* begin *

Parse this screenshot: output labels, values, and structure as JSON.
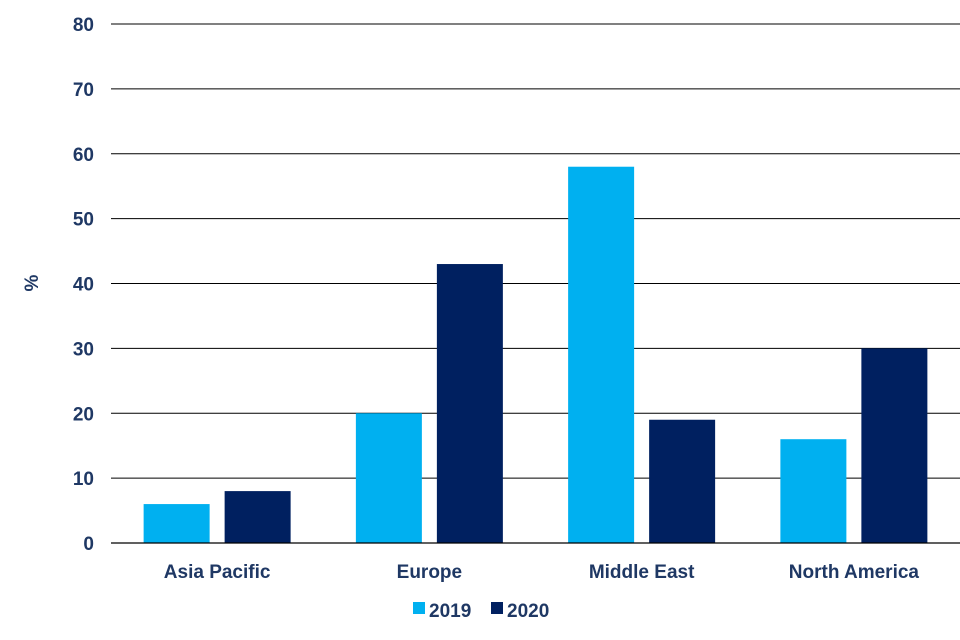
{
  "chart_data": {
    "type": "bar",
    "title": "",
    "xlabel": "",
    "ylabel": "%",
    "ylim": [
      0,
      80
    ],
    "yticks": [
      0,
      10,
      20,
      30,
      40,
      50,
      60,
      70,
      80
    ],
    "grid": true,
    "legend": "bottom",
    "categories": [
      "Asia Pacific",
      "Europe",
      "Middle East",
      "North America"
    ],
    "series": [
      {
        "name": "2019",
        "color": "#00b0f0",
        "values": [
          6,
          20,
          58,
          16
        ]
      },
      {
        "name": "2020",
        "color": "#002060",
        "values": [
          8,
          43,
          19,
          30
        ]
      }
    ]
  }
}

* end *

> Task: Restate the whole listing above exactly, except for its images.

> The reply:
Parse this screenshot: output labels, values, and structure as JSON.
{
  "chart_data": {
    "type": "bar",
    "title": "",
    "xlabel": "",
    "ylabel": "%",
    "ylim": [
      0,
      80
    ],
    "yticks": [
      0,
      10,
      20,
      30,
      40,
      50,
      60,
      70,
      80
    ],
    "grid": true,
    "legend": "bottom",
    "categories": [
      "Asia Pacific",
      "Europe",
      "Middle East",
      "North America"
    ],
    "series": [
      {
        "name": "2019",
        "color": "#00b0f0",
        "values": [
          6,
          20,
          58,
          16
        ]
      },
      {
        "name": "2020",
        "color": "#002060",
        "values": [
          8,
          43,
          19,
          30
        ]
      }
    ]
  }
}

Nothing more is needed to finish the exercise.